▶ Your instructions: Transcribe the records below exactly as they appear.
[begin Data rows]
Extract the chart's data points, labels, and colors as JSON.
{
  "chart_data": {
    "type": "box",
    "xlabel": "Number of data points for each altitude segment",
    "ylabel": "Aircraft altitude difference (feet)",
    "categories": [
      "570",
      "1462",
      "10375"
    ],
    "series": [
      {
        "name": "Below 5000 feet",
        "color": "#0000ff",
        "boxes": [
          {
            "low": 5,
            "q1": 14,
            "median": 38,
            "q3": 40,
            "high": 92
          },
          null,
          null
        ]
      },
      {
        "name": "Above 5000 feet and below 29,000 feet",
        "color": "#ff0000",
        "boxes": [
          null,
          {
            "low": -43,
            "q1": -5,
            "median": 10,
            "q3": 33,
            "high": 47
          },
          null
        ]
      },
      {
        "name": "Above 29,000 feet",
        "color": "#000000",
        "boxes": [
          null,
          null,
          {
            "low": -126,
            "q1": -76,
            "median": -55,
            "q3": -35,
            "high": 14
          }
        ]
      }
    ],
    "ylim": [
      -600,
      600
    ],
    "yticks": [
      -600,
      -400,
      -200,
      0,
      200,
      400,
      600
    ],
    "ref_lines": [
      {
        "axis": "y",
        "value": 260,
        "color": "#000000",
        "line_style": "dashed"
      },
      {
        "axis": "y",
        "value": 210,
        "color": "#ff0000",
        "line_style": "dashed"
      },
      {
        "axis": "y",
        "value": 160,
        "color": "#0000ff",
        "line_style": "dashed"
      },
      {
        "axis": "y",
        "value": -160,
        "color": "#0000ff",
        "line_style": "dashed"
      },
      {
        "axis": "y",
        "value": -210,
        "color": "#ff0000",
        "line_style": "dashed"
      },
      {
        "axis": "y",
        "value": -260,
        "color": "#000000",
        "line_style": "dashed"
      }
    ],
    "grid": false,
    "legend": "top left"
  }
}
[end Data rows]
▶ Written response:
Extract the chart's data points, labels, and colors as JSON.
{
  "chart_data": {
    "type": "box",
    "xlabel": "Number of data points for each altitude segment",
    "ylabel": "Aircraft altitude difference (feet)",
    "categories": [
      "570",
      "1462",
      "10375"
    ],
    "series": [
      {
        "name": "Below 5000 feet",
        "color": "#0000ff",
        "boxes": [
          {
            "low": 5,
            "q1": 14,
            "median": 38,
            "q3": 40,
            "high": 92
          },
          null,
          null
        ]
      },
      {
        "name": "Above 5000 feet and below 29,000 feet",
        "color": "#ff0000",
        "boxes": [
          null,
          {
            "low": -43,
            "q1": -5,
            "median": 10,
            "q3": 33,
            "high": 47
          },
          null
        ]
      },
      {
        "name": "Above 29,000 feet",
        "color": "#000000",
        "boxes": [
          null,
          null,
          {
            "low": -126,
            "q1": -76,
            "median": -55,
            "q3": -35,
            "high": 14
          }
        ]
      }
    ],
    "ylim": [
      -600,
      600
    ],
    "yticks": [
      -600,
      -400,
      -200,
      0,
      200,
      400,
      600
    ],
    "ref_lines": [
      {
        "axis": "y",
        "value": 260,
        "color": "#000000",
        "line_style": "dashed"
      },
      {
        "axis": "y",
        "value": 210,
        "color": "#ff0000",
        "line_style": "dashed"
      },
      {
        "axis": "y",
        "value": 160,
        "color": "#0000ff",
        "line_style": "dashed"
      },
      {
        "axis": "y",
        "value": -160,
        "color": "#0000ff",
        "line_style": "dashed"
      },
      {
        "axis": "y",
        "value": -210,
        "color": "#ff0000",
        "line_style": "dashed"
      },
      {
        "axis": "y",
        "value": -260,
        "color": "#000000",
        "line_style": "dashed"
      }
    ],
    "grid": false,
    "legend": "top left"
  }
}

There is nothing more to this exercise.